## WRITTEN TASK
Return the full listing exactly as it is written.

## DATA PROVIDED
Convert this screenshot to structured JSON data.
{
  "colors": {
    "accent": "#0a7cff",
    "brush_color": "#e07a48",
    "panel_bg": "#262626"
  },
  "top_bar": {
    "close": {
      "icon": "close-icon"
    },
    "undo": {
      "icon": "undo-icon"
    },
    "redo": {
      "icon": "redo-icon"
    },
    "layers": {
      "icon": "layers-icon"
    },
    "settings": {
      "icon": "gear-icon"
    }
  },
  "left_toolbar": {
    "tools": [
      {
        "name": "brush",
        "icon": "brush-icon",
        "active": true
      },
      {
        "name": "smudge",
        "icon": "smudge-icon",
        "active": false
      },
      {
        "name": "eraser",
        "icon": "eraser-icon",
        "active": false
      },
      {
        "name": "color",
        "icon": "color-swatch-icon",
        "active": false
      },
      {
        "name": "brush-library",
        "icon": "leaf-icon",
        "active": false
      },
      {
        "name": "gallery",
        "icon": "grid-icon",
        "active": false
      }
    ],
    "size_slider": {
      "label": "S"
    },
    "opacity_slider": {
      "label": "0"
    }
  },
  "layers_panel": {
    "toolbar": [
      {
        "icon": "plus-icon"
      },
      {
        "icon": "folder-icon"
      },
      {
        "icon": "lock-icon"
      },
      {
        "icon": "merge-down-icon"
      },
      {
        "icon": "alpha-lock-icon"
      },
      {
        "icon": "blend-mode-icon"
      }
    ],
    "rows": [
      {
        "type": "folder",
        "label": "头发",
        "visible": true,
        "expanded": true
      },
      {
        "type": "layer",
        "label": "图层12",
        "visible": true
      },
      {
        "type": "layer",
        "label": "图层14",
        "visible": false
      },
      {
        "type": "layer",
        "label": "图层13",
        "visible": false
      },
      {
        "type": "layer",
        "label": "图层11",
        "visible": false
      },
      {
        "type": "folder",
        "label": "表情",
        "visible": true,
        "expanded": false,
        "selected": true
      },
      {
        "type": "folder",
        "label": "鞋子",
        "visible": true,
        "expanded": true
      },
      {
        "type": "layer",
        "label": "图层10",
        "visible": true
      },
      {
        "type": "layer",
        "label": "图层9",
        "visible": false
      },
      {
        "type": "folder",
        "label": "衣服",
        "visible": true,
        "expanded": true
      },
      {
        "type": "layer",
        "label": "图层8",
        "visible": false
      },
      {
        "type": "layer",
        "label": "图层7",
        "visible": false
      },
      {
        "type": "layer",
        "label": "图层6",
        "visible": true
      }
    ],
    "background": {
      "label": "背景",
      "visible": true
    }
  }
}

## OUTPUT FOR THIS TASK
Convert this screenshot to structured JSON data.
{
  "colors": {
    "accent": "#0a7cff",
    "brush_color": "#e07a48",
    "panel_bg": "#262626"
  },
  "top_bar": {
    "close": {
      "icon": "close-icon"
    },
    "undo": {
      "icon": "undo-icon"
    },
    "redo": {
      "icon": "redo-icon"
    },
    "layers": {
      "icon": "layers-icon"
    },
    "settings": {
      "icon": "gear-icon"
    }
  },
  "left_toolbar": {
    "tools": [
      {
        "name": "brush",
        "icon": "brush-icon",
        "active": true
      },
      {
        "name": "smudge",
        "icon": "smudge-icon",
        "active": false
      },
      {
        "name": "eraser",
        "icon": "eraser-icon",
        "active": false
      },
      {
        "name": "color",
        "icon": "color-swatch-icon",
        "active": false
      },
      {
        "name": "brush-library",
        "icon": "leaf-icon",
        "active": false
      },
      {
        "name": "gallery",
        "icon": "grid-icon",
        "active": false
      }
    ],
    "size_slider": {
      "label": "S"
    },
    "opacity_slider": {
      "label": "0"
    }
  },
  "layers_panel": {
    "toolbar": [
      {
        "icon": "plus-icon"
      },
      {
        "icon": "folder-icon"
      },
      {
        "icon": "lock-icon"
      },
      {
        "icon": "merge-down-icon"
      },
      {
        "icon": "alpha-lock-icon"
      },
      {
        "icon": "blend-mode-icon"
      }
    ],
    "rows": [
      {
        "type": "folder",
        "label": "头发",
        "visible": true,
        "expanded": true
      },
      {
        "type": "layer",
        "label": "图层12",
        "visible": true
      },
      {
        "type": "layer",
        "label": "图层14",
        "visible": false
      },
      {
        "type": "layer",
        "label": "图层13",
        "visible": false
      },
      {
        "type": "layer",
        "label": "图层11",
        "visible": false
      },
      {
        "type": "folder",
        "label": "表情",
        "visible": true,
        "expanded": false,
        "selected": true
      },
      {
        "type": "folder",
        "label": "鞋子",
        "visible": true,
        "expanded": true
      },
      {
        "type": "layer",
        "label": "图层10",
        "visible": true
      },
      {
        "type": "layer",
        "label": "图层9",
        "visible": false
      },
      {
        "type": "folder",
        "label": "衣服",
        "visible": true,
        "expanded": true
      },
      {
        "type": "layer",
        "label": "图层8",
        "visible": false
      },
      {
        "type": "layer",
        "label": "图层7",
        "visible": false
      },
      {
        "type": "layer",
        "label": "图层6",
        "visible": true
      }
    ],
    "background": {
      "label": "背景",
      "visible": true
    }
  }
}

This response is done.